> _Aim of the exercise_
Repeat each entry as written, dropping any picture you find.
--------------------------------
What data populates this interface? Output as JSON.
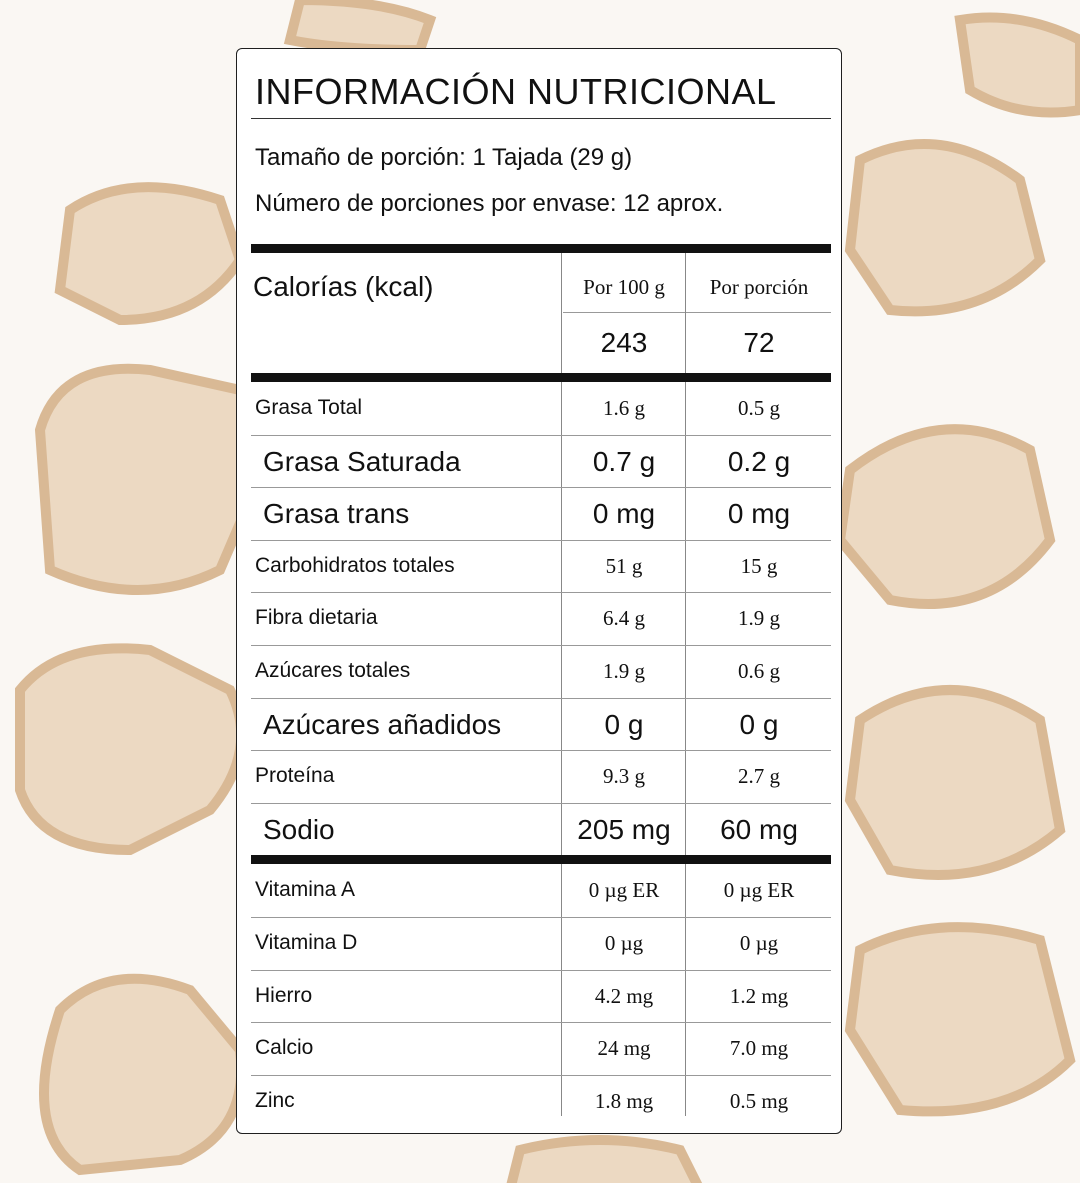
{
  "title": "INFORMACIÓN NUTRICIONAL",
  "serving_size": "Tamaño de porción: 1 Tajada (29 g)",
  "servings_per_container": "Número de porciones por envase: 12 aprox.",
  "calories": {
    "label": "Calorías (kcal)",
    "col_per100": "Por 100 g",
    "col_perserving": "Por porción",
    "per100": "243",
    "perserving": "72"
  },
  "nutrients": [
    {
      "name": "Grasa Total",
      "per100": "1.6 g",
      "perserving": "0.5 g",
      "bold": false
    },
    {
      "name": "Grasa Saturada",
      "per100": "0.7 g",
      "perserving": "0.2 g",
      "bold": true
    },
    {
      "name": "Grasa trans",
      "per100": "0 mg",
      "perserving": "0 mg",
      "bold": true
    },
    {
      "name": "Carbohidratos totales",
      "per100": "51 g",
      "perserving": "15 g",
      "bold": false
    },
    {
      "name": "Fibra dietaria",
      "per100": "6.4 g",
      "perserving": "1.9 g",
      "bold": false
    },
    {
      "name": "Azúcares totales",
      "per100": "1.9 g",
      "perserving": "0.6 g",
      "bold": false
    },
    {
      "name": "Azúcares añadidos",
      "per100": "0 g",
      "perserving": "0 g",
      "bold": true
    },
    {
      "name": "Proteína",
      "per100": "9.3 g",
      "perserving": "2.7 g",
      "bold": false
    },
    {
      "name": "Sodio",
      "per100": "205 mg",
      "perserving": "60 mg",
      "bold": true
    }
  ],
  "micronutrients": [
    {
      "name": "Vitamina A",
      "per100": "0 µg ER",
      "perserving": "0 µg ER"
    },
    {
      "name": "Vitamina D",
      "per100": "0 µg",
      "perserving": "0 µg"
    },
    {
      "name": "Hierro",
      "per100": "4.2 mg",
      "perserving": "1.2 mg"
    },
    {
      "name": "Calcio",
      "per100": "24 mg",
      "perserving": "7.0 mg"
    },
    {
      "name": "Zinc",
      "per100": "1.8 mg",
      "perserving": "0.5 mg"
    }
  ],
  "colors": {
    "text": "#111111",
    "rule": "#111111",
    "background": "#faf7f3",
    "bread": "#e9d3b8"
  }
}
--------------------------------
> _Result of the task_
What data populates this interface? Output as JSON.
{
  "title": "INFORMACIÓN NUTRICIONAL",
  "serving_size": "Tamaño de porción: 1 Tajada (29 g)",
  "servings_per_container": "Número de porciones por envase: 12 aprox.",
  "calories": {
    "label": "Calorías (kcal)",
    "col_per100": "Por 100 g",
    "col_perserving": "Por porción",
    "per100": "243",
    "perserving": "72"
  },
  "nutrients": [
    {
      "name": "Grasa Total",
      "per100": "1.6 g",
      "perserving": "0.5 g",
      "bold": false
    },
    {
      "name": "Grasa Saturada",
      "per100": "0.7 g",
      "perserving": "0.2 g",
      "bold": true
    },
    {
      "name": "Grasa trans",
      "per100": "0 mg",
      "perserving": "0 mg",
      "bold": true
    },
    {
      "name": "Carbohidratos totales",
      "per100": "51 g",
      "perserving": "15 g",
      "bold": false
    },
    {
      "name": "Fibra dietaria",
      "per100": "6.4 g",
      "perserving": "1.9 g",
      "bold": false
    },
    {
      "name": "Azúcares totales",
      "per100": "1.9 g",
      "perserving": "0.6 g",
      "bold": false
    },
    {
      "name": "Azúcares añadidos",
      "per100": "0 g",
      "perserving": "0 g",
      "bold": true
    },
    {
      "name": "Proteína",
      "per100": "9.3 g",
      "perserving": "2.7 g",
      "bold": false
    },
    {
      "name": "Sodio",
      "per100": "205 mg",
      "perserving": "60 mg",
      "bold": true
    }
  ],
  "micronutrients": [
    {
      "name": "Vitamina A",
      "per100": "0 µg ER",
      "perserving": "0 µg ER"
    },
    {
      "name": "Vitamina D",
      "per100": "0 µg",
      "perserving": "0 µg"
    },
    {
      "name": "Hierro",
      "per100": "4.2 mg",
      "perserving": "1.2 mg"
    },
    {
      "name": "Calcio",
      "per100": "24 mg",
      "perserving": "7.0 mg"
    },
    {
      "name": "Zinc",
      "per100": "1.8 mg",
      "perserving": "0.5 mg"
    }
  ],
  "colors": {
    "text": "#111111",
    "rule": "#111111",
    "background": "#faf7f3",
    "bread": "#e9d3b8"
  }
}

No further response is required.